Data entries

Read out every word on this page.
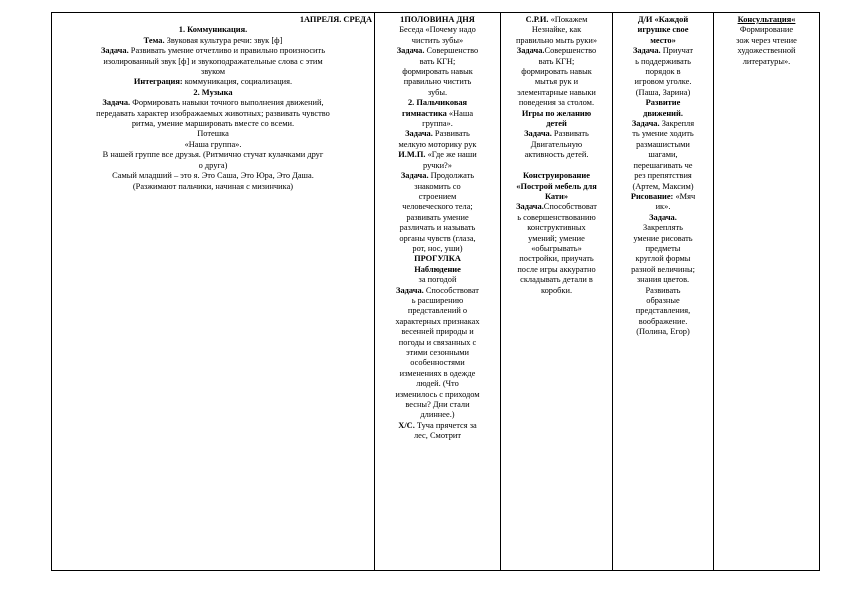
1АПРЕЛЯ. СРЕДА
1. Коммуникация.
Тема. Звуковая культура речи: звук [ф]
Задача. Развивать умение отчетливо и правильно произносить
изолированный звук [ф] и звукоподражательные слова с этим
звуком
Интеграция: коммуникация, социализация.
2. Музыка
Задача. Формировать навыки точного выполнения движений,
передавать характер изображаемых животных; развивать чувство
ритма, умение маршировать вместе со всеми.
Потешка
«Наша группа».
В нашей группе все друзья. (Ритмично стучат кулачками друг
о друга)
Самый младший – это я. Это Саша, Это Юра, Это Даша.
(Разжимают пальчики, начиная с мизинчика)

1ПОЛОВИНА ДНЯ
Беседа «Почему надо
чистить зубы»
Задача. Совершенство
вать КГН;
формировать навык
правильно чистить
зубы.
2. Пальчиковая
гимнастика «Наша
группа».
Задача. Развивать
мелкую моторику рук
И.М.П. «Где же наши
ручки?»
Задача. Продолжать
знакомить со
строением
человеческого тела;
развивать умение
различать и называть
органы чувств (глаза,
рот, нос, уши)
ПРОГУЛКА
Наблюдение
за погодой
Задача. Способствоват
ь расширению
представлений о
характерных признаках
весенней природы и
погоды и связанных с
этими сезонными
особенностями
изменениях в одежде
людей. (Что
изменилось с приходом
весны? Дни стали
длиннее.)
Х/С. Туча прячется за
лес, Смотрит

С.Р.И. «Покажем
Незнайке, как
правильно мыть руки»
Задача.Совершенство
вать КГН;
формировать навык
мытья рук и
элементарные навыки
поведения за столом.
Игры по желанию
детей
Задача. Развивать
Двигательную
активность детей.

Конструирование
«Построй мебель для
Кати»
Задача.Способствоват
ь совершенствованию
конструктивных
умений; умение
«обыгрывать»
постройки, приучать
после игры аккуратно
складывать детали в
коробки.

Д/И «Каждой
игрушке свое
место»
Задача. Приучат
ь поддерживать
порядок в
игровом уголке.
(Паша, Зарина)
Развитие
движений.
Задача. Закрепля
ть умение ходить
размашистыми
шагами,
перешагивать че
рез препятствия
(Артем, Максим)
Рисование: «Мяч
ик».
Задача.
Закреплять
умение рисовать
предметы
круглой формы
разной величины;
знания цветов.
Развивать
образные
представления,
воображение.
(Полина, Егор)

Консультация«
Формирование
зож через чтение
художественной
литературы».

§ What the task asks
Pull out every line holding "навыки" from the records above, and copy it.

§ Task response
Задача. Формировать навыки точного выполнения движений,
элементарные навыки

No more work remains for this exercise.